Segment Start: Material shown
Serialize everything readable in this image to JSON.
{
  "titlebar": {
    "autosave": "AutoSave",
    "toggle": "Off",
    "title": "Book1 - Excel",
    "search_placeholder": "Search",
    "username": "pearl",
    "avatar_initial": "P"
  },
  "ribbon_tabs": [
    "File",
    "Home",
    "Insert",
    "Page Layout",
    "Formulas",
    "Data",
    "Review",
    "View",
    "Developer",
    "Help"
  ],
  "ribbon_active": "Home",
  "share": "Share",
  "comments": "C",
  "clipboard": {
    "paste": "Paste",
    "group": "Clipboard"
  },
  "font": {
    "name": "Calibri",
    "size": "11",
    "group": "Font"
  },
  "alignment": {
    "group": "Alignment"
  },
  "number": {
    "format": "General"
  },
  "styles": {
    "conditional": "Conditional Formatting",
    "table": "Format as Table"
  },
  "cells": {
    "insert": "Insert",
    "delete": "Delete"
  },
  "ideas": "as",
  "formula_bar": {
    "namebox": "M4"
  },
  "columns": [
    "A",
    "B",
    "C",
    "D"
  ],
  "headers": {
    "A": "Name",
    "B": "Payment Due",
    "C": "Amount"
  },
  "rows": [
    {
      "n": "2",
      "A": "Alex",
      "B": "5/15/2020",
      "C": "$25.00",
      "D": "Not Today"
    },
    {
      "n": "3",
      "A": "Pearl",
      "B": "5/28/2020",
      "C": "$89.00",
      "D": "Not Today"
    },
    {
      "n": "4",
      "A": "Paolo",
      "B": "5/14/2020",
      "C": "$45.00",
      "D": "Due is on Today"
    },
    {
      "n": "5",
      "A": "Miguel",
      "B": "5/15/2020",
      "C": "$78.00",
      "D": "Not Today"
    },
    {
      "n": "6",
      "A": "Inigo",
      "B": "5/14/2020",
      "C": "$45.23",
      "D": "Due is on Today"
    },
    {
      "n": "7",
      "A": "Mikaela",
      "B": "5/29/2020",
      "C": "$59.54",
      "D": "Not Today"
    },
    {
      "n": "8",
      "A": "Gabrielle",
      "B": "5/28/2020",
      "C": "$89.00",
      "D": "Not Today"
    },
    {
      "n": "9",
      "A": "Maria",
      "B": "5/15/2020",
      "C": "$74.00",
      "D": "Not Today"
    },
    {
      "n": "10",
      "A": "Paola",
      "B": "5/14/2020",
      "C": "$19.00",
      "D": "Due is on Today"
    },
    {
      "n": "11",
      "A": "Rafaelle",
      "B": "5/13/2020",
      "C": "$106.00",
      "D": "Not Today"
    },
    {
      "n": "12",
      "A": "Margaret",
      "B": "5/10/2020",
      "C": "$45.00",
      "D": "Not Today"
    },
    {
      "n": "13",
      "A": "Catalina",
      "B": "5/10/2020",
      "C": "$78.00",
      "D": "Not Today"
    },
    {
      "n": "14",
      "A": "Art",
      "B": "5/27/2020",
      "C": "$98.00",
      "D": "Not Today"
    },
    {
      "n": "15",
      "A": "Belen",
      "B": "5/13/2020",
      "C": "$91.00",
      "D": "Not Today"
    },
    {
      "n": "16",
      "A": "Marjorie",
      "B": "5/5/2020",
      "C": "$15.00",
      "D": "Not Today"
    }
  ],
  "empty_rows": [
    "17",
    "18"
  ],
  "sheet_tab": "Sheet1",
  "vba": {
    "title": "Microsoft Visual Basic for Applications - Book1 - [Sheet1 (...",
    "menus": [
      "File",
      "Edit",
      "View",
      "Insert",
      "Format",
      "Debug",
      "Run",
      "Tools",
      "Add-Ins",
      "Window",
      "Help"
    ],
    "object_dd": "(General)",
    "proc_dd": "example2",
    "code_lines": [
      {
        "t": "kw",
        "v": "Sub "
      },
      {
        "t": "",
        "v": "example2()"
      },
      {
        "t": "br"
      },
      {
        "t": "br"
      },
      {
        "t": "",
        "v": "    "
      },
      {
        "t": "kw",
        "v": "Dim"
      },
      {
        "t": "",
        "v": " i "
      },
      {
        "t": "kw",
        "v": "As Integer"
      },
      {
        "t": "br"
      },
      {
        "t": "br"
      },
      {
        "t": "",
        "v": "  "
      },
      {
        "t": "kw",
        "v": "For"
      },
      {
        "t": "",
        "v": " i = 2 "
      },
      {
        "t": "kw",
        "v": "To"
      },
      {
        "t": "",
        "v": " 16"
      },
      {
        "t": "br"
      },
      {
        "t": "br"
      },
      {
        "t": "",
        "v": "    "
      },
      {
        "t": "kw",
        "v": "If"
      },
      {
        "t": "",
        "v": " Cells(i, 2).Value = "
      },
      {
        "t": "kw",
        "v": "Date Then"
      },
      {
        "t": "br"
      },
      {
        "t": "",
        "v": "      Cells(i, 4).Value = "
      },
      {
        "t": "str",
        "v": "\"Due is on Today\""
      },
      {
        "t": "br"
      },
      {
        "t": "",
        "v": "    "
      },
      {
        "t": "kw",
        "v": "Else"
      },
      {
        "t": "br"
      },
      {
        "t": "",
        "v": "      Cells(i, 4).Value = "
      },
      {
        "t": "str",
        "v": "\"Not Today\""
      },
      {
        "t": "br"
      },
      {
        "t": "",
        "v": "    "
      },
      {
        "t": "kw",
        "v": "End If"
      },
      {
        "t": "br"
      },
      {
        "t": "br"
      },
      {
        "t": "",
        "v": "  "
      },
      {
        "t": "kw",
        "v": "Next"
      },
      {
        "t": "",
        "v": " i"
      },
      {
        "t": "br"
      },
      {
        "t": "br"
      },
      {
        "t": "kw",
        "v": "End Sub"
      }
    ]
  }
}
Segment End: Material shown
# [Work request]
Which lines of the data contain the word "group"? Copy each one.

# [Answer to this problem]
    "group": "Clipboard"
    "group": "Font"
    "group": "Alignment"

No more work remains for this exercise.